Set task: Go through the data below. Pull out every line that has the word "casa".

Source records:
[BEGIN]

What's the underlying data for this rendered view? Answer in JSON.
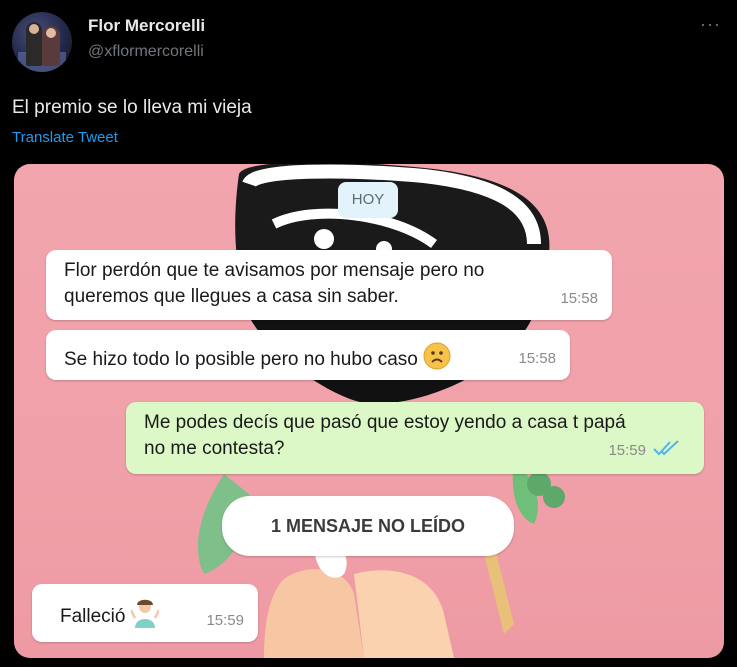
{
  "author": {
    "name": "Flor Mercorelli",
    "handle": "@xflormercorelli"
  },
  "more_label": "···",
  "tweet": {
    "text": "El premio se lo lleva mi vieja",
    "translate_label": "Translate Tweet"
  },
  "chat": {
    "date_label": "HOY",
    "messages": [
      {
        "direction": "in",
        "text_lines": [
          "Flor perdón que te avisamos por mensaje pero no",
          "queremos que llegues a casa sin saber."
        ],
        "time": "15:58"
      },
      {
        "direction": "in",
        "text_lines": [
          "Se hizo todo lo posible pero no hubo caso"
        ],
        "emoji": "sad-face-emoji",
        "time": "15:58"
      },
      {
        "direction": "out",
        "text_lines": [
          "Me podes decís que pasó que estoy yendo a casa t papá",
          "no me contesta?"
        ],
        "time": "15:59",
        "read_receipt": "double-check-blue"
      },
      {
        "direction": "in",
        "text_lines": [
          "Falleció"
        ],
        "emoji": "person-shrugging-emoji",
        "time": "15:59"
      }
    ],
    "unread_label": "1 MENSAJE NO LEÍDO"
  },
  "colors": {
    "background": "#000000",
    "link": "#1d9bf0",
    "chat_background": "#f0a0a8",
    "incoming_bubble": "#ffffff",
    "outgoing_bubble": "#dcf8c6",
    "read_check": "#4fb6ec"
  }
}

[END]

Answer to this task:
          "queremos que llegues a casa sin saber."
          "Me podes decís que pasó que estoy yendo a casa t papá",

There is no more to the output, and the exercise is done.